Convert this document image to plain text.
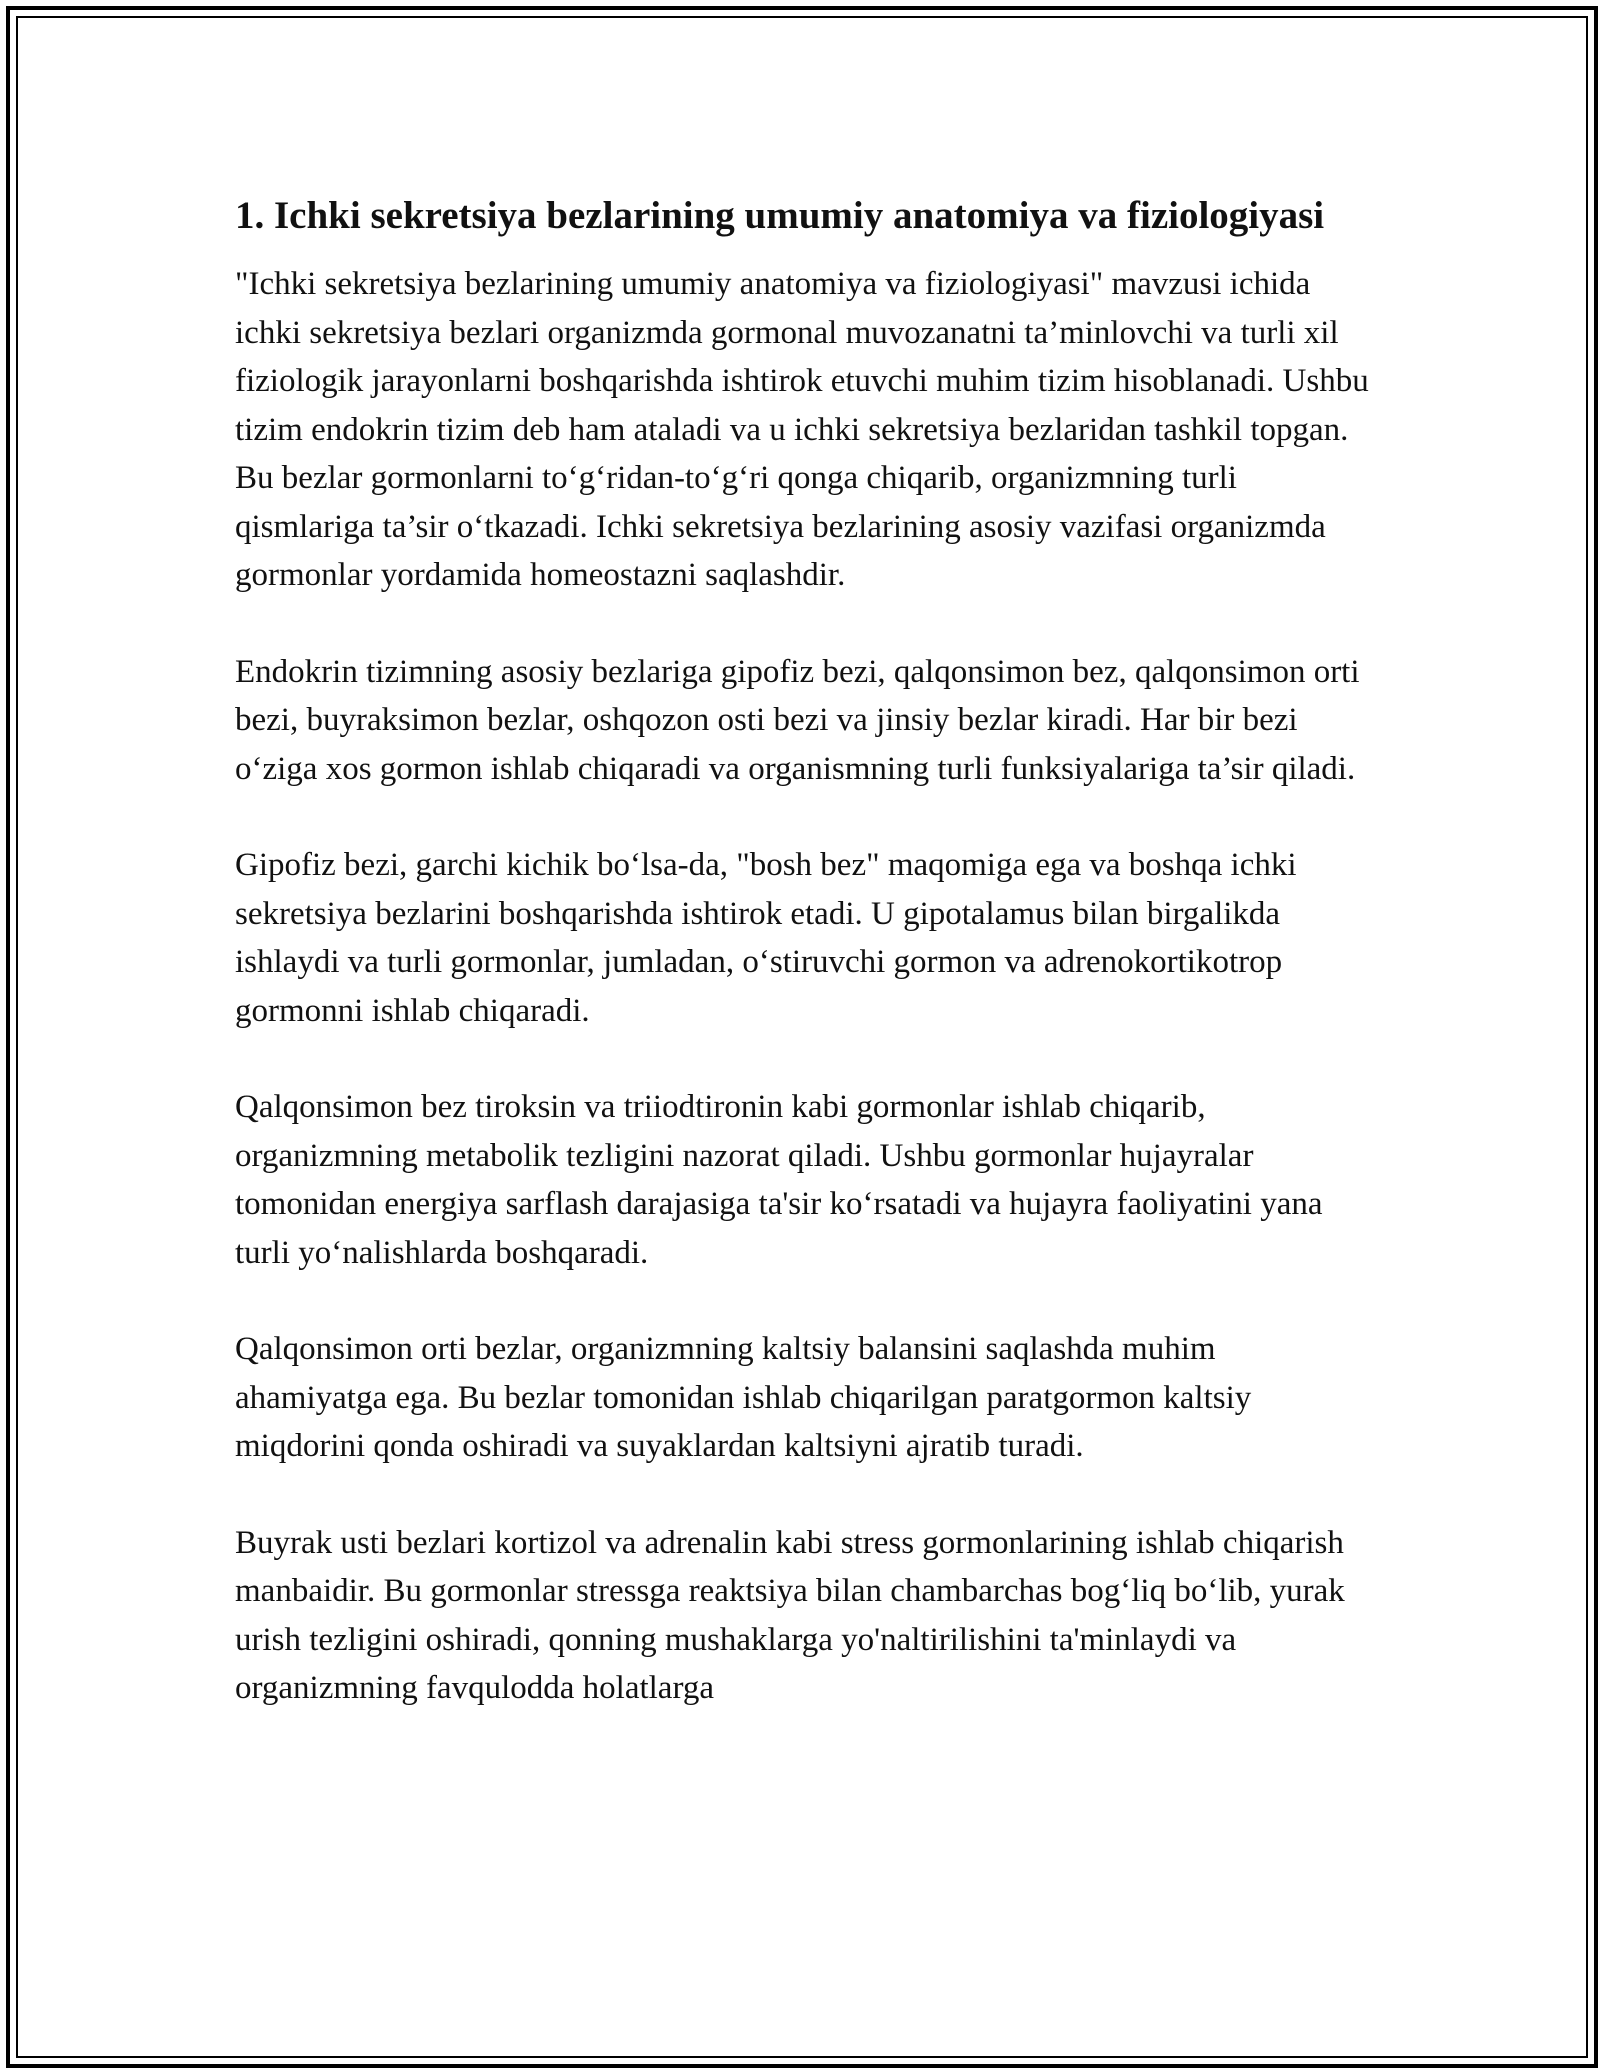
1. Ichki sekretsiya bezlarining umumiy anatomiya va fiziologiyasi

"Ichki sekretsiya bezlarining umumiy anatomiya va fiziologiyasi" mavzusi ichida ichki sekretsiya bezlari organizmda gormonal muvozanatni ta’minlovchi va turli xil fiziologik jarayonlarni boshqarishda ishtirok etuvchi muhim tizim hisoblanadi. Ushbu tizim endokrin tizim deb ham ataladi va u ichki sekretsiya bezlaridan tashkil topgan. Bu bezlar gormonlarni to‘g‘ridan-to‘g‘ri qonga chiqarib, organizmning turli qismlariga ta’sir o‘tkazadi. Ichki sekretsiya bezlarining asosiy vazifasi organizmda gormonlar yordamida homeostazni saqlashdir.

Endokrin tizimning asosiy bezlariga gipofiz bezi, qalqonsimon bez, qalqonsimon orti bezi, buyraksimon bezlar, oshqozon osti bezi va jinsiy bezlar kiradi. Har bir bezi o‘ziga xos gormon ishlab chiqaradi va organismning turli funksiyalariga ta’sir qiladi.

Gipofiz bezi, garchi kichik bo‘lsa-da, "bosh bez" maqomiga ega va boshqa ichki sekretsiya bezlarini boshqarishda ishtirok etadi. U gipotalamus bilan birgalikda ishlaydi va turli gormonlar, jumladan, o‘stiruvchi gormon va adrenokortikotrop gormonni ishlab chiqaradi.

Qalqonsimon bez tiroksin va triiodtironin kabi gormonlar ishlab chiqarib, organizmning metabolik tezligini nazorat qiladi. Ushbu gormonlar hujayralar tomonidan energiya sarflash darajasiga ta'sir ko‘rsatadi va hujayra faoliyatini yana turli yo‘nalishlarda boshqaradi.

Qalqonsimon orti bezlar, organizmning kaltsiy balansini saqlashda muhim ahamiyatga ega. Bu bezlar tomonidan ishlab chiqarilgan paratgormon kaltsiy miqdorini qonda oshiradi va suyaklardan kaltsiyni ajratib turadi.

Buyrak usti bezlari kortizol va adrenalin kabi stress gormonlarining ishlab chiqarish manbaidir. Bu gormonlar stressga reaktsiya bilan chambarchas bog‘liq bo‘lib, yurak urish tezligini oshiradi, qonning mushaklarga yo'naltirilishini ta'minlaydi va organizmning favqulodda holatlarga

⁂

[TASK REQUIREMENTS] The records shown above are to be repeated exactly, with the pictures left out.

[SOLUTION TO THE EXERCISE]
Convert this document image to plain text.
1. Ichki sekretsiya bezlarining umumiy anatomiya va fiziologiyasi

"Ichki sekretsiya bezlarining umumiy anatomiya va fiziologiyasi" mavzusi ichida ichki sekretsiya bezlari organizmda gormonal muvozanatni ta’minlovchi va turli xil fiziologik jarayonlarni boshqarishda ishtirok etuvchi muhim tizim hisoblanadi. Ushbu tizim endokrin tizim deb ham ataladi va u ichki sekretsiya bezlaridan tashkil topgan. Bu bezlar gormonlarni to‘g‘ridan-to‘g‘ri qonga chiqarib, organizmning turli qismlariga ta’sir o‘tkazadi. Ichki sekretsiya bezlarining asosiy vazifasi organizmda gormonlar yordamida homeostazni saqlashdir.

Endokrin tizimning asosiy bezlariga gipofiz bezi, qalqonsimon bez, qalqonsimon orti bezi, buyraksimon bezlar, oshqozon osti bezi va jinsiy bezlar kiradi. Har bir bezi o‘ziga xos gormon ishlab chiqaradi va organismning turli funksiyalariga ta’sir qiladi.

Gipofiz bezi, garchi kichik bo‘lsa-da, "bosh bez" maqomiga ega va boshqa ichki sekretsiya bezlarini boshqarishda ishtirok etadi. U gipotalamus bilan birgalikda ishlaydi va turli gormonlar, jumladan, o‘stiruvchi gormon va adrenokortikotrop gormonni ishlab chiqaradi.

Qalqonsimon bez tiroksin va triiodtironin kabi gormonlar ishlab chiqarib, organizmning metabolik tezligini nazorat qiladi. Ushbu gormonlar hujayralar tomonidan energiya sarflash darajasiga ta'sir ko‘rsatadi va hujayra faoliyatini yana turli yo‘nalishlarda boshqaradi.

Qalqonsimon orti bezlar, organizmning kaltsiy balansini saqlashda muhim ahamiyatga ega. Bu bezlar tomonidan ishlab chiqarilgan paratgormon kaltsiy miqdorini qonda oshiradi va suyaklardan kaltsiyni ajratib turadi.

Buyrak usti bezlari kortizol va adrenalin kabi stress gormonlarining ishlab chiqarish manbaidir. Bu gormonlar stressga reaktsiya bilan chambarchas bog‘liq bo‘lib, yurak urish tezligini oshiradi, qonning mushaklarga yo'naltirilishini ta'minlaydi va organizmning favqulodda holatlarga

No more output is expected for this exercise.